Task instructions:
Tally the lines in the listing below that contain "CONCRETE" and report the tally alone.

Records for this exercise:
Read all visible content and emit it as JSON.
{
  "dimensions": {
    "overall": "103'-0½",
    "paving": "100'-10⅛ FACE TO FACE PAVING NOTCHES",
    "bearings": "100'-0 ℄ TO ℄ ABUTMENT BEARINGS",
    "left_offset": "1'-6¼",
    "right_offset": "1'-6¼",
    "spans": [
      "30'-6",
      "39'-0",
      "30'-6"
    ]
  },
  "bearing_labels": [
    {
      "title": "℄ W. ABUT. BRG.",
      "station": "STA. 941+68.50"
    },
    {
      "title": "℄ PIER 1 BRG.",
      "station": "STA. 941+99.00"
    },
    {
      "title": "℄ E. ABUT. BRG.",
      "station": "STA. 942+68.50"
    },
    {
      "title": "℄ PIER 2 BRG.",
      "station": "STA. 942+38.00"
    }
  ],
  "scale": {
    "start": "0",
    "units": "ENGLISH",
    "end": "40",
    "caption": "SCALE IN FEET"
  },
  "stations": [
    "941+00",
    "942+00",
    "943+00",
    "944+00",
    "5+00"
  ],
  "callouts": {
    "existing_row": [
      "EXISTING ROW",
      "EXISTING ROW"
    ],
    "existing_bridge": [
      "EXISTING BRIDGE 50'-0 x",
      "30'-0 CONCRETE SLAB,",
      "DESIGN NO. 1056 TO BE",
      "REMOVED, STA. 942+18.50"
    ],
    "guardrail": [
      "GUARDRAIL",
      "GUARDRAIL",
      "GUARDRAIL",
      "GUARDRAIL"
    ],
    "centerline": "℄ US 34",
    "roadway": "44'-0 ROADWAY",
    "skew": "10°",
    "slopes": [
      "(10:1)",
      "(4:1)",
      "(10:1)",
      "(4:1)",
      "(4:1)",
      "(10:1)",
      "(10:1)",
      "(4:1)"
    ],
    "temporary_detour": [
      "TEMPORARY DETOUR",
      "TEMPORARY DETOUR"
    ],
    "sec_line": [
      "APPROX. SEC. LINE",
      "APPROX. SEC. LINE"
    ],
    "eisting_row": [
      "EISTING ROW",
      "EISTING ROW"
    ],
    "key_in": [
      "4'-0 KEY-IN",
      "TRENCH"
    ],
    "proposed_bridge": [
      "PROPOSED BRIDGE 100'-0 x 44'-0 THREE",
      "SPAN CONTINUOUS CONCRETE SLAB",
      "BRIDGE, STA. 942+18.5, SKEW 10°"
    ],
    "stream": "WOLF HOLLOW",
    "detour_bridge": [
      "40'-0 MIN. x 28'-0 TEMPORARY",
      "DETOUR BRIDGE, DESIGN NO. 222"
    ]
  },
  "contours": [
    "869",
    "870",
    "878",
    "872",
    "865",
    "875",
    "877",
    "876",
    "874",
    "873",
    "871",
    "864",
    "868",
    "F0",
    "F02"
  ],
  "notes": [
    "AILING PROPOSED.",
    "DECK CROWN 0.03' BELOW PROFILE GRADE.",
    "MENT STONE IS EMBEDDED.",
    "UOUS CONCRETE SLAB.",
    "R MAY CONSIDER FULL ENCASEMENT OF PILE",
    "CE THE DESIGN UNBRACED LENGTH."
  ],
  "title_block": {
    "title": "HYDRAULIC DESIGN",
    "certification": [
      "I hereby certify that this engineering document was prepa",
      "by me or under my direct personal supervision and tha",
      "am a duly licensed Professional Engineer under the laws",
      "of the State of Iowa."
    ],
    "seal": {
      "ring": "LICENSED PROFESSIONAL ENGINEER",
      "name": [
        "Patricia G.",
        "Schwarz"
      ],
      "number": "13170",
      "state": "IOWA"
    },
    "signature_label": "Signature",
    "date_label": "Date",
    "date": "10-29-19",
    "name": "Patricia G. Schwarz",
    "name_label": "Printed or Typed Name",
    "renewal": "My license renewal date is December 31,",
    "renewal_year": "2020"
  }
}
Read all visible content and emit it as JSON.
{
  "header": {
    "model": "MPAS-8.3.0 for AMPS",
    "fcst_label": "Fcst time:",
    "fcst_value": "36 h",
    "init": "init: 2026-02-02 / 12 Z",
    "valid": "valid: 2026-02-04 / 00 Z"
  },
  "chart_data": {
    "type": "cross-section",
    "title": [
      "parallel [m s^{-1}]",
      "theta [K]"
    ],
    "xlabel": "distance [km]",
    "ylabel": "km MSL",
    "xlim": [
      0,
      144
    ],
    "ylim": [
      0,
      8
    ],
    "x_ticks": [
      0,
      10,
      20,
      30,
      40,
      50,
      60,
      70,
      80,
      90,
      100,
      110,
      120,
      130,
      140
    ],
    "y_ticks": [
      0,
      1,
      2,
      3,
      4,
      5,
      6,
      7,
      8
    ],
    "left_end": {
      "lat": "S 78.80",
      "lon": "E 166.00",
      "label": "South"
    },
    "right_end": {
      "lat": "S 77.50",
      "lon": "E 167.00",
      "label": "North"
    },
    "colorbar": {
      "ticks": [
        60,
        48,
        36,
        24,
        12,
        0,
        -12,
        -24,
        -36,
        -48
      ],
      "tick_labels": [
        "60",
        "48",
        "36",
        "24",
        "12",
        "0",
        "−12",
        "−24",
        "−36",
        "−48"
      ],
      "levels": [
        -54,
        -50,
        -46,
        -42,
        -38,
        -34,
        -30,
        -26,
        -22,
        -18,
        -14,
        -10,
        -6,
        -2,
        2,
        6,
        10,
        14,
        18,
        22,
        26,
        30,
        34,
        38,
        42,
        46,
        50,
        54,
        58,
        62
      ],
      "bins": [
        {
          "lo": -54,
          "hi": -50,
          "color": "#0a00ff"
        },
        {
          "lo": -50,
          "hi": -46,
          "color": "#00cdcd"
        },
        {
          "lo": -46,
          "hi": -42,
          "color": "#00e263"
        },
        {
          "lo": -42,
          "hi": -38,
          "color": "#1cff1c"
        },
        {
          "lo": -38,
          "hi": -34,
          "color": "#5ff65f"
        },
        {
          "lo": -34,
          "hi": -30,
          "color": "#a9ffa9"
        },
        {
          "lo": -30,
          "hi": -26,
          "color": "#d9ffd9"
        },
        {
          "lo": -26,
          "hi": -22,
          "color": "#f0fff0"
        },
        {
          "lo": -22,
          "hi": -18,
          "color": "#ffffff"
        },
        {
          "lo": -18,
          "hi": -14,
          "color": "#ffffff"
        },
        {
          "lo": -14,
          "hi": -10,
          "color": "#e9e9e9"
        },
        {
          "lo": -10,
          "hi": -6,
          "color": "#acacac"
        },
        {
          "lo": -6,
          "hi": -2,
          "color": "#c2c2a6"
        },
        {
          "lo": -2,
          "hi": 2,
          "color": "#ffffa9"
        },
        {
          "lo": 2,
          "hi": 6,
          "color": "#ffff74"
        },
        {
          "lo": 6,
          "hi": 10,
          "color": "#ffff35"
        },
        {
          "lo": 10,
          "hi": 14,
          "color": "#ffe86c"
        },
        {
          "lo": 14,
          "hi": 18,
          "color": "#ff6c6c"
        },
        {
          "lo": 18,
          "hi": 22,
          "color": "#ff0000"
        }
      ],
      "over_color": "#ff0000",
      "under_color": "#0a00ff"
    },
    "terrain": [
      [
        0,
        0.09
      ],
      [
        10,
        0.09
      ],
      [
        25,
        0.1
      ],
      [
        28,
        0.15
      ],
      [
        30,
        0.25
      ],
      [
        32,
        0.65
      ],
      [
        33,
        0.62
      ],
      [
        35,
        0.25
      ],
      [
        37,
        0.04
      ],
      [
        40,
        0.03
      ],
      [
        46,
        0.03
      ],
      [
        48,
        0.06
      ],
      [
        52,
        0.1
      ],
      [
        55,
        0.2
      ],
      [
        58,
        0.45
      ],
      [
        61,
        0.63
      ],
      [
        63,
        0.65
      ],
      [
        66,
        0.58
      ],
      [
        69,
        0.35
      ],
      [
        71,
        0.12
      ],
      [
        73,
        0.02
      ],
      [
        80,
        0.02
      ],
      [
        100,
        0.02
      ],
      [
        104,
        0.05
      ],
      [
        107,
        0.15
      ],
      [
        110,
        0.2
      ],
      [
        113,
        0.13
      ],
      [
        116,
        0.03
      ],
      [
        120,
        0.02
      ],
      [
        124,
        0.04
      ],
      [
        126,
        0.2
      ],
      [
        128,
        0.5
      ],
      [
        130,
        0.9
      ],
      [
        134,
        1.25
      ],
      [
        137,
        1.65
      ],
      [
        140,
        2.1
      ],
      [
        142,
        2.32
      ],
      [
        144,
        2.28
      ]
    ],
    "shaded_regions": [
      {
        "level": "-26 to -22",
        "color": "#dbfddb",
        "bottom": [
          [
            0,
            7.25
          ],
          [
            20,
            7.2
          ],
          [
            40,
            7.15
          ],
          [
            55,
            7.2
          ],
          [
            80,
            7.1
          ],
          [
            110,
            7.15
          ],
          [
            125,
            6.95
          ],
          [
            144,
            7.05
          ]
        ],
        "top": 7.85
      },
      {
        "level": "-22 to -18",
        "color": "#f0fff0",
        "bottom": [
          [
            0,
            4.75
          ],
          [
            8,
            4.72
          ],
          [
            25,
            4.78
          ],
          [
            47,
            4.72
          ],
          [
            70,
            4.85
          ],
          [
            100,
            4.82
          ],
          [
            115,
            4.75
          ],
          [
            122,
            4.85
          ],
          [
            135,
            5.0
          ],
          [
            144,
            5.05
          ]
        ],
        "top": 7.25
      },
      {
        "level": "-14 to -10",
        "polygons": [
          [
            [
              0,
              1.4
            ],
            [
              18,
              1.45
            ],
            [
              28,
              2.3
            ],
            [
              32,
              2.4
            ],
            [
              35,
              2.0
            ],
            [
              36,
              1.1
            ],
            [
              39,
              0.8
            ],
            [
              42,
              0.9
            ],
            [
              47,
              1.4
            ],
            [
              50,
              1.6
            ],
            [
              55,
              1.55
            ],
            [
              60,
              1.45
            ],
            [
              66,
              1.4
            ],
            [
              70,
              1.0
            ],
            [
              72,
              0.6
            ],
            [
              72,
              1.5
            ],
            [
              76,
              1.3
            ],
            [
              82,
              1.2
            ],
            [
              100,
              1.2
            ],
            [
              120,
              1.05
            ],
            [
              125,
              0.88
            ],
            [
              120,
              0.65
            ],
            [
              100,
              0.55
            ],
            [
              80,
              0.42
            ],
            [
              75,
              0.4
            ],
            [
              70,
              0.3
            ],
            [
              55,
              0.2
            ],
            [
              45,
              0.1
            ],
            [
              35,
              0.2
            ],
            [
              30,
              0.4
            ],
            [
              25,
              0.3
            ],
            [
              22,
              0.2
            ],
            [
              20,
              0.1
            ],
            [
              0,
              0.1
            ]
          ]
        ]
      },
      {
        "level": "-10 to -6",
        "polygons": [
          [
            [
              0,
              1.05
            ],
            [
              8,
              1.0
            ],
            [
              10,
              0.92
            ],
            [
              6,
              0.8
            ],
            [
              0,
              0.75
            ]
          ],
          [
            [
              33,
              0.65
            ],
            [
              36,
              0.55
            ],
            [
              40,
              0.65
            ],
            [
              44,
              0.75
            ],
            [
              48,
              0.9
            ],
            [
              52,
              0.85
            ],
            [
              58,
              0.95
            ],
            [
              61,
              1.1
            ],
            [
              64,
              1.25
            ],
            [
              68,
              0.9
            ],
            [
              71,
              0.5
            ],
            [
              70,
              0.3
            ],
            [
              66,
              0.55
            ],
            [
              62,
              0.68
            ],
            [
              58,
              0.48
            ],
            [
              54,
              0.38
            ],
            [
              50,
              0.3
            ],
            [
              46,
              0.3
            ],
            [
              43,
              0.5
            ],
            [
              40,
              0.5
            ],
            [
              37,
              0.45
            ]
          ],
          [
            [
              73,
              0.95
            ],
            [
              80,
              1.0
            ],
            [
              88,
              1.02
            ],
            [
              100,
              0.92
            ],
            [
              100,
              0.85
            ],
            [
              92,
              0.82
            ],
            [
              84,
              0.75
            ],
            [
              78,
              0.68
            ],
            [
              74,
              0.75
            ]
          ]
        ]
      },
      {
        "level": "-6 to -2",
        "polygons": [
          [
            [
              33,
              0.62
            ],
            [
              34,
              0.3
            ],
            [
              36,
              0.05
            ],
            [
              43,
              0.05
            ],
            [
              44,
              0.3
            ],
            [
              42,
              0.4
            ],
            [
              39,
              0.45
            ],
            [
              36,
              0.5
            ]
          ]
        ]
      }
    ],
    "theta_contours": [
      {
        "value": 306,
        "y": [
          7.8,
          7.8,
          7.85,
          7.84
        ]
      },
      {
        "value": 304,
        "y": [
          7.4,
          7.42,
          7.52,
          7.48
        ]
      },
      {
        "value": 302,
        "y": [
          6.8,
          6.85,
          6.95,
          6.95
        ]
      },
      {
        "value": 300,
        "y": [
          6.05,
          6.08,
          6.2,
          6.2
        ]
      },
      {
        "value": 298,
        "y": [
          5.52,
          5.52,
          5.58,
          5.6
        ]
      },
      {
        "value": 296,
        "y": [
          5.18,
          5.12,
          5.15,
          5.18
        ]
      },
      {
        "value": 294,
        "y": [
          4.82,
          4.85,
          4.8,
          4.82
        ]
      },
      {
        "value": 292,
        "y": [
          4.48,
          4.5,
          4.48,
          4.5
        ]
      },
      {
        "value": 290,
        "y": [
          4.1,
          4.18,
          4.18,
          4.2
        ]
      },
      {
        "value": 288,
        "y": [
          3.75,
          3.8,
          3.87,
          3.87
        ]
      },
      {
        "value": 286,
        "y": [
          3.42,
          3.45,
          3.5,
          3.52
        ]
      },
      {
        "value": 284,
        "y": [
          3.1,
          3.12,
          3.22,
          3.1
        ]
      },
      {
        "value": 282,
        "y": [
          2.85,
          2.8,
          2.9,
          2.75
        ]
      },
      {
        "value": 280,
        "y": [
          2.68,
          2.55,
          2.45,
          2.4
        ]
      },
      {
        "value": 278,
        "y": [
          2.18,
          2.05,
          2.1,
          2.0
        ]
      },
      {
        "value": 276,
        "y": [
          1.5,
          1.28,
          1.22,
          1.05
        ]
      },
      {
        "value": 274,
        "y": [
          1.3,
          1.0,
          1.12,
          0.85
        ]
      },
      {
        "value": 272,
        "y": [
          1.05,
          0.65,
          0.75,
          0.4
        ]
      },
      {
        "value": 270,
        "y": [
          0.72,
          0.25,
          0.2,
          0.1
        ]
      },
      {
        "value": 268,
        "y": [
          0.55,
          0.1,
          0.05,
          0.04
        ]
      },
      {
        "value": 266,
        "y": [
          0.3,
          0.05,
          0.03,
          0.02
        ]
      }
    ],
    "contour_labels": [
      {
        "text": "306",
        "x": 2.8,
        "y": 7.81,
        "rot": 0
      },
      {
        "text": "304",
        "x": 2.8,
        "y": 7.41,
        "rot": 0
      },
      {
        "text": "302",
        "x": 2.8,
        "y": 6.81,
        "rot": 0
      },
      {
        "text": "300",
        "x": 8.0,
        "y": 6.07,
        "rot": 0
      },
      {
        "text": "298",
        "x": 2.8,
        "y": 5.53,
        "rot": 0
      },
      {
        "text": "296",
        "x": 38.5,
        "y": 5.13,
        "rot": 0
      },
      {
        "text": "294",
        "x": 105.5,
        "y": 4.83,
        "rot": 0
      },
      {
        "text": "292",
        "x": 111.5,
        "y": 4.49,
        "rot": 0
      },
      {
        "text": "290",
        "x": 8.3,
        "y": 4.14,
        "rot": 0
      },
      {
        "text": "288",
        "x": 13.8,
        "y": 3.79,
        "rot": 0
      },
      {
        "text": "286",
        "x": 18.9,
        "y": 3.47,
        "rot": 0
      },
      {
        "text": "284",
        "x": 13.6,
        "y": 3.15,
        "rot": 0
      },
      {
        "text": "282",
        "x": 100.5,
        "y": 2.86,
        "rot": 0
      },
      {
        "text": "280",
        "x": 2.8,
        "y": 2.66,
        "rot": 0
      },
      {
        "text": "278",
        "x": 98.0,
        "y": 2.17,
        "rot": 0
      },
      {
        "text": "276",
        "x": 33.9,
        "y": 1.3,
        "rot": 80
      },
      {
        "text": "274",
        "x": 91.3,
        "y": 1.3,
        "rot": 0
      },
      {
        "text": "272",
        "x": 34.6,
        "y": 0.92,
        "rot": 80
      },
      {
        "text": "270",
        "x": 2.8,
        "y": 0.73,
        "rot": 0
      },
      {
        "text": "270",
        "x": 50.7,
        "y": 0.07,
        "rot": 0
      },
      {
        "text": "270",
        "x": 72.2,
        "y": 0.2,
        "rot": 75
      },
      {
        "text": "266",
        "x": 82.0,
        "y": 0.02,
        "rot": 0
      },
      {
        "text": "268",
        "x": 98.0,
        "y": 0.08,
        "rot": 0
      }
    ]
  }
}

Written solution:
3